# Written task
Write the material out again, line by line, exactly as it is.

# Extracted data
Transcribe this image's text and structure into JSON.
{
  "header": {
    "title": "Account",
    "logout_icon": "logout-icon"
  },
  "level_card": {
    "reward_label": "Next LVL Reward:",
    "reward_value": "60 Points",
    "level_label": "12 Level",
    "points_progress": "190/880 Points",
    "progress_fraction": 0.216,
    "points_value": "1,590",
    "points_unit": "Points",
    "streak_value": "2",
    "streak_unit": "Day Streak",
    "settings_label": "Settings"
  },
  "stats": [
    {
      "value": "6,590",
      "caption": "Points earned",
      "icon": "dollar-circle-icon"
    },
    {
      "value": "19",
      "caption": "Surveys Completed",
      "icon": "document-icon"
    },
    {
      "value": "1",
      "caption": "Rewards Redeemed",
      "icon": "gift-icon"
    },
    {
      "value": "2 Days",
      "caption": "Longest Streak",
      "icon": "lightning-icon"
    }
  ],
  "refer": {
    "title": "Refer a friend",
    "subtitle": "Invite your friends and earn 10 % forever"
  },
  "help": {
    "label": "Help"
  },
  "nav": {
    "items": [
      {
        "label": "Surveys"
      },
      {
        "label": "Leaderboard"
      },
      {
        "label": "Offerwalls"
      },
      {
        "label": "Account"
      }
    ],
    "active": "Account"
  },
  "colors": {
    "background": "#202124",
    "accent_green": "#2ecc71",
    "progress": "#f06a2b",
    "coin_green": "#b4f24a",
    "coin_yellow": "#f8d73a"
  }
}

# Task solution
Transcribe this image's text and structure into JSON.
{
  "header": {
    "title": "Account",
    "logout_icon": "logout-icon"
  },
  "level_card": {
    "reward_label": "Next LVL Reward:",
    "reward_value": "60 Points",
    "level_label": "12 Level",
    "points_progress": "190/880 Points",
    "progress_fraction": 0.216,
    "points_value": "1,590",
    "points_unit": "Points",
    "streak_value": "2",
    "streak_unit": "Day Streak",
    "settings_label": "Settings"
  },
  "stats": [
    {
      "value": "6,590",
      "caption": "Points earned",
      "icon": "dollar-circle-icon"
    },
    {
      "value": "19",
      "caption": "Surveys Completed",
      "icon": "document-icon"
    },
    {
      "value": "1",
      "caption": "Rewards Redeemed",
      "icon": "gift-icon"
    },
    {
      "value": "2 Days",
      "caption": "Longest Streak",
      "icon": "lightning-icon"
    }
  ],
  "refer": {
    "title": "Refer a friend",
    "subtitle": "Invite your friends and earn 10 % forever"
  },
  "help": {
    "label": "Help"
  },
  "nav": {
    "items": [
      {
        "label": "Surveys"
      },
      {
        "label": "Leaderboard"
      },
      {
        "label": "Offerwalls"
      },
      {
        "label": "Account"
      }
    ],
    "active": "Account"
  },
  "colors": {
    "background": "#202124",
    "accent_green": "#2ecc71",
    "progress": "#f06a2b",
    "coin_green": "#b4f24a",
    "coin_yellow": "#f8d73a"
  }
}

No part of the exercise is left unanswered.